── Extracted material ──

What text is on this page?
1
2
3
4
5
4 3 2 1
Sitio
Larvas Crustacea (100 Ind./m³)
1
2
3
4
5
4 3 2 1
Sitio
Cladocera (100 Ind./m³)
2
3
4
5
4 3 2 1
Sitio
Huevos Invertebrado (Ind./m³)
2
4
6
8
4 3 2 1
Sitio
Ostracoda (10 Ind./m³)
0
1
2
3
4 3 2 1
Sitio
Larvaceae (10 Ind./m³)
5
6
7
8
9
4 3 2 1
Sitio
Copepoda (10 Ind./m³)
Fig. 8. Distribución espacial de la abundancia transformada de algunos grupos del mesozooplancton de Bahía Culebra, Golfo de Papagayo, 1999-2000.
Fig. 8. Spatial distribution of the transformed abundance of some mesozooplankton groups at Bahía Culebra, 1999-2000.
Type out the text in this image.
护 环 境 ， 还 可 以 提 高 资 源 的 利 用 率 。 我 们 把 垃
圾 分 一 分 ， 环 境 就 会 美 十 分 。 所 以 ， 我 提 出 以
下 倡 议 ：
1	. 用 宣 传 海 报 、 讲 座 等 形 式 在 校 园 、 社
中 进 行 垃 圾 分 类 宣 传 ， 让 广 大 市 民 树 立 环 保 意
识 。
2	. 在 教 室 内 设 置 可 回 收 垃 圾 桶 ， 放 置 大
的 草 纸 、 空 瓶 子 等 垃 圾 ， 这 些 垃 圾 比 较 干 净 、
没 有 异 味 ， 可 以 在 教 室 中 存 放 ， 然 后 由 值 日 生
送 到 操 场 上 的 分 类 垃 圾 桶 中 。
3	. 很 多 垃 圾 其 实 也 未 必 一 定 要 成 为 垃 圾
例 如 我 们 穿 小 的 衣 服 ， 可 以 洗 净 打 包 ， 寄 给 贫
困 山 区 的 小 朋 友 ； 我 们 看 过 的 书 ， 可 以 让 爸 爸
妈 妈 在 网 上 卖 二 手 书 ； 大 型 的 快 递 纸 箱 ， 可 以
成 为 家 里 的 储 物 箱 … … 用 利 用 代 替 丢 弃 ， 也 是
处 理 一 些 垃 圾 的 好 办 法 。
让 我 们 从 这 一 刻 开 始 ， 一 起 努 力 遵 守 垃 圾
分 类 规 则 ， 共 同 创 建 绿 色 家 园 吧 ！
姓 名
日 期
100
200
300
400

───

Set problem: Exactly reproduce the lines that run from the line with "Type out the text in this image." through the last line of the records, inclusive.

Complete response:
Type out the text in this image.
护 环 境 ， 还 可 以 提 高 资 源 的 利 用 率 。 我 们 把 垃
圾 分 一 分 ， 环 境 就 会 美 十 分 。 所 以 ， 我 提 出 以
下 倡 议 ：
1	. 用 宣 传 海 报 、 讲 座 等 形 式 在 校 园 、 社
中 进 行 垃 圾 分 类 宣 传 ， 让 广 大 市 民 树 立 环 保 意
识 。
2	. 在 教 室 内 设 置 可 回 收 垃 圾 桶 ， 放 置 大
的 草 纸 、 空 瓶 子 等 垃 圾 ， 这 些 垃 圾 比 较 干 净 、
没 有 异 味 ， 可 以 在 教 室 中 存 放 ， 然 后 由 值 日 生
送 到 操 场 上 的 分 类 垃 圾 桶 中 。
3	. 很 多 垃 圾 其 实 也 未 必 一 定 要 成 为 垃 圾
例 如 我 们 穿 小 的 衣 服 ， 可 以 洗 净 打 包 ， 寄 给 贫
困 山 区 的 小 朋 友 ； 我 们 看 过 的 书 ， 可 以 让 爸 爸
妈 妈 在 网 上 卖 二 手 书 ； 大 型 的 快 递 纸 箱 ， 可 以
成 为 家 里 的 储 物 箱 … … 用 利 用 代 替 丢 弃 ， 也 是
处 理 一 些 垃 圾 的 好 办 法 。
让 我 们 从 这 一 刻 开 始 ， 一 起 努 力 遵 守 垃 圾
分 类 规 则 ， 共 同 创 建 绿 色 家 园 吧 ！
姓 名
日 期
100
200
300
400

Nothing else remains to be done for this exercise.